__WHAT TO DO__.
Where a line in the listing contains the string "podem", copy that line out.

Records from a collection:
◇ ◇ ◇ ◇ ◇
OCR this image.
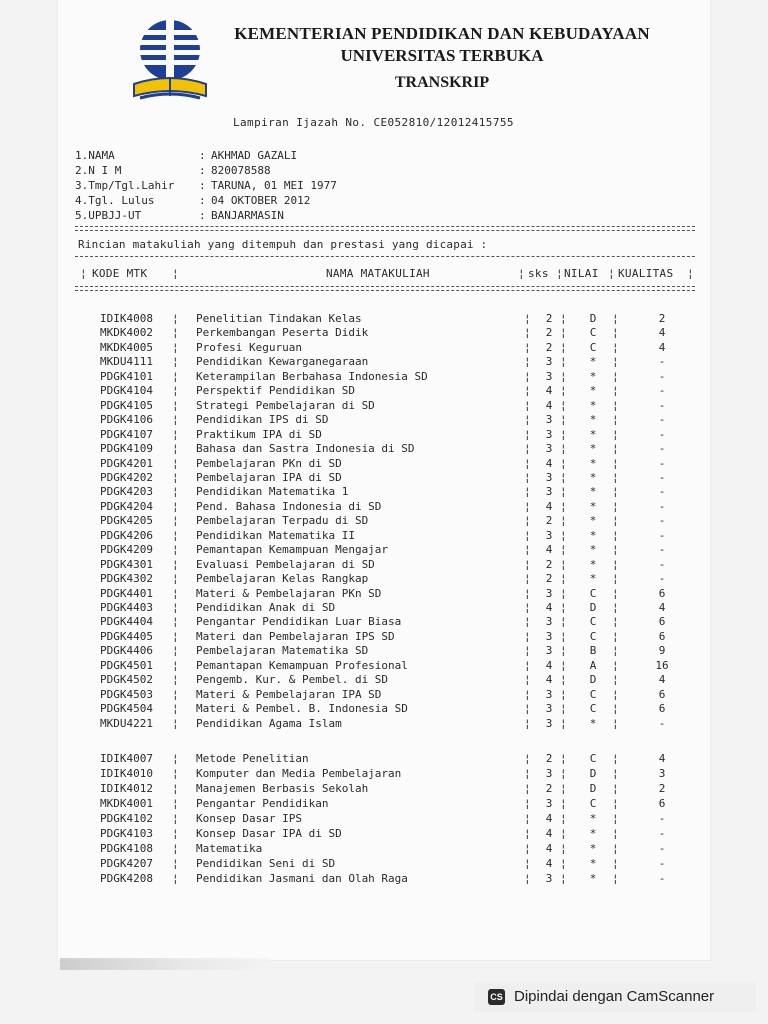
KEMENTERIAN PENDIDIKAN DAN KEBUDAYAAN
UNIVERSITAS TERBUKA
TRANSKRIP
Lampiran Ijazah No. CE052810/12012415755
1.NAMA	: AKHMAD GAZALI
2.N I M	: 820078588
3.Tmp/Tgl.Lahir : TARUNA, 01 MEI 1977
4.Tgl. Lulus	: 04 OKTOBER 2012
5.UPBJJ-UT	: BANJARMASIN
Rincian matakuliah yang ditempuh dan prestasi yang dicapai :
¦ KODE MTK ¦	NAMA MATAKULIAH	¦ sks ¦ NILAI ¦ KUALITAS ¦
IDIK4008	¦ Penelitian Tindakan Kelas	¦ 2 ¦	D	¦	2
MKDK4002	¦ Perkembangan Peserta Didik	¦ 2 ¦	C	¦	4
MKDK4005	¦ Profesi Keguruan	¦ 2 ¦	C	¦	4
MKDU4111	¦ Pendidikan Kewarganegaraan	¦ 3 ¦	*	¦	-
PDGK4101	¦ Keterampilan Berbahasa Indonesia SD	¦ 3 ¦	*	¦	-
PDGK4104	¦ Perspektif Pendidikan SD	¦ 4 ¦	*	¦	-
PDGK4105	¦ Strategi Pembelajaran di SD	¦ 4 ¦	*	¦	-
PDGK4106	¦ Pendidikan IPS di SD	¦ 3 ¦	*	¦	-
PDGK4107	¦ Praktikum IPA di SD	¦ 3 ¦	*	¦	-
PDGK4109	¦ Bahasa dan Sastra Indonesia di SD	¦ 3 ¦	*	¦	-
PDGK4201	¦ Pembelajaran PKn di SD	¦ 4 ¦	*	¦	-
PDGK4202	¦ Pembelajaran IPA di SD	¦ 3 ¦	*	¦	-
PDGK4203	¦ Pendidikan Matematika 1	¦ 3 ¦	*	¦	-
PDGK4204	¦ Pend. Bahasa Indonesia di SD	¦ 4 ¦	*	¦	-
PDGK4205	¦ Pembelajaran Terpadu di SD	¦ 2 ¦	*	¦	-
PDGK4206	¦ Pendidikan Matematika II	¦ 3 ¦	*	¦	-
PDGK4209	¦ Pemantapan Kemampuan Mengajar	¦ 4 ¦	*	¦	-
PDGK4301	¦ Evaluasi Pembelajaran di SD	¦ 2 ¦	*	¦	-
PDGK4302	¦ Pembelajaran Kelas Rangkap	¦ 2 ¦	*	¦	-
PDGK4401	¦ Materi & Pembelajaran PKn SD	¦ 3 ¦	C	¦	6
PDGK4403	¦ Pendidikan Anak di SD	¦ 4 ¦	D	¦	4
PDGK4404	¦ Pengantar Pendidikan Luar Biasa	¦ 3 ¦	C	¦	6
PDGK4405	¦ Materi dan Pembelajaran IPS SD	¦ 3 ¦	C	¦	6
PDGK4406	¦ Pembelajaran Matematika SD	¦ 3 ¦	B	¦	9
PDGK4501	¦ Pemantapan Kemampuan Profesional	¦ 4 ¦	A	¦	16
PDGK4502	¦ Pengemb. Kur. & Pembel. di SD	¦ 4 ¦	D	¦	4
PDGK4503	¦ Materi & Pembelajaran IPA SD	¦ 3 ¦	C	¦	6
PDGK4504	¦ Materi & Pembel. B. Indonesia SD	¦ 3 ¦	C	¦	6
MKDU4221	¦ Pendidikan Agama Islam	¦ 3 ¦	*	¦	-
IDIK4007	¦ Metode Penelitian	¦ 2 ¦	C	¦	4
IDIK4010	¦ Komputer dan Media Pembelajaran	¦ 3 ¦	D	¦	3
IDIK4012	¦ Manajemen Berbasis Sekolah	¦ 2 ¦	D	¦	2
MKDK4001	¦ Pengantar Pendidikan	¦ 3 ¦	C	¦	6
PDGK4102	¦ Konsep Dasar IPS	¦ 4 ¦	*	¦	-
PDGK4103	¦ Konsep Dasar IPA di SD	¦ 4 ¦	*	¦	-
PDGK4108	¦ Matematika	¦ 4 ¦	*	¦	-
PDGK4207	¦ Pendidikan Seni di SD	¦ 4 ¦	*	¦	-
PDGK4208	¦ Pendidikan Jasmani dan Olah Raga	¦ 3 ¦	*	¦	-
CS Dipindai dengan CamScanner
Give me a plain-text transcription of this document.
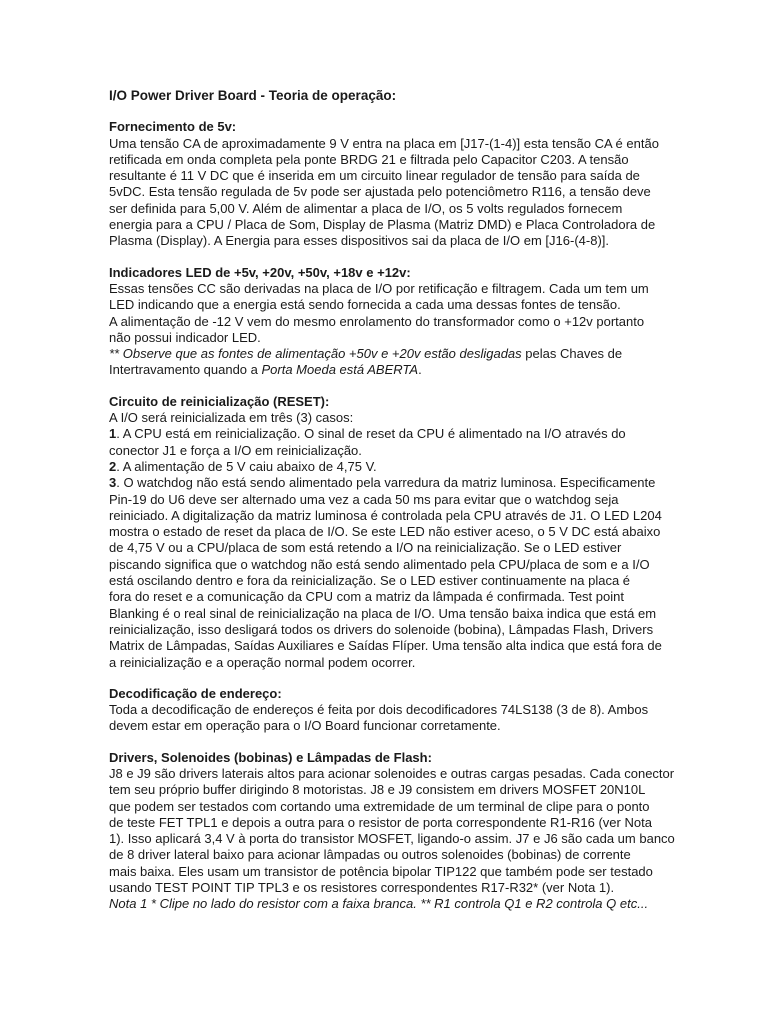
I/O Power Driver Board - Teoria de operação:
Fornecimento de 5v:
Uma tensão CA de aproximadamente 9 V entra na placa em [J17-(1-4)] esta tensão CA é então
retificada em onda completa pela ponte BRDG 21 e filtrada pelo Capacitor C203. A tensão
resultante é 11 V DC que é inserida em um circuito linear regulador de tensão para saída de
5vDC. Esta tensão regulada de 5v pode ser ajustada pelo potenciômetro R116, a tensão deve
ser definida para 5,00 V. Além de alimentar a placa de I/O, os 5 volts regulados fornecem
energia para a CPU / Placa de Som, Display de Plasma (Matriz DMD) e Placa Controladora de
Plasma (Display). A Energia para esses dispositivos sai da placa de I/O em [J16-(4-8)].
Indicadores LED de +5v, +20v, +50v, +18v e +12v:
Essas tensões CC são derivadas na placa de I/O por retificação e filtragem. Cada um tem um
LED indicando que a energia está sendo fornecida a cada uma dessas fontes de tensão.
A alimentação de -12 V vem do mesmo enrolamento do transformador como o +12v portanto
não possui indicador LED.
** Observe que as fontes de alimentação +50v e +20v estão desligadas pelas Chaves de
Intertravamento quando a Porta Moeda está ABERTA.
Circuito de reinicialização (RESET):
A I/O será reinicializada em três (3) casos:
1. A CPU está em reinicialização. O sinal de reset da CPU é alimentado na I/O através do
conector J1 e força a I/O em reinicialização.
2. A alimentação de 5 V caiu abaixo de 4,75 V.
3. O watchdog não está sendo alimentado pela varredura da matriz luminosa. Especificamente
Pin-19 do U6 deve ser alternado uma vez a cada 50 ms para evitar que o watchdog seja
reiniciado. A digitalização da matriz luminosa é controlada pela CPU através de J1. O LED L204
mostra o estado de reset da placa de I/O. Se este LED não estiver aceso, o 5 V DC está abaixo
de 4,75 V ou a CPU/placa de som está retendo a I/O na reinicialização. Se o LED estiver
piscando significa que o watchdog não está sendo alimentado pela CPU/placa de som e a I/O
está oscilando dentro e fora da reinicialização. Se o LED estiver continuamente na placa é
fora do reset e a comunicação da CPU com a matriz da lâmpada é confirmada. Test point
Blanking é o real sinal de reinicialização na placa de I/O. Uma tensão baixa indica que está em
reinicialização, isso desligará todos os drivers do solenoide (bobina), Lâmpadas Flash, Drivers
Matrix de Lâmpadas, Saídas Auxiliares e Saídas Flíper. Uma tensão alta indica que está fora de
a reinicialização e a operação normal podem ocorrer.
Decodificação de endereço:
Toda a decodificação de endereços é feita por dois decodificadores 74LS138 (3 de 8). Ambos
devem estar em operação para o I/O Board funcionar corretamente.
Drivers, Solenoides (bobinas) e Lâmpadas de Flash:
J8 e J9 são drivers laterais altos para acionar solenoides e outras cargas pesadas. Cada conector
tem seu próprio buffer dirigindo 8 motoristas. J8 e J9 consistem em drivers MOSFET 20N10L
que podem ser testados com cortando uma extremidade de um terminal de clipe para o ponto
de teste FET TPL1 e depois a outra para o resistor de porta correspondente R1-R16 (ver Nota
1). Isso aplicará 3,4 V à porta do transistor MOSFET, ligando-o assim. J7 e J6 são cada um banco
de 8 driver lateral baixo para acionar lâmpadas ou outros solenoides (bobinas) de corrente
mais baixa. Eles usam um transistor de potência bipolar TIP122 que também pode ser testado
usando TEST POINT TIP TPL3 e os resistores correspondentes R17-R32* (ver Nota 1).
Nota 1 * Clipe no lado do resistor com a faixa branca. ** R1 controla Q1 e R2 controla Q etc...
◇ ◇ ◇ ◇ ◇
__RESPONSE FOR THIS EXERCISE__.
a reinicialização e a operação normal podem ocorrer.
que podem ser testados com cortando uma extremidade de um terminal de clipe para o ponto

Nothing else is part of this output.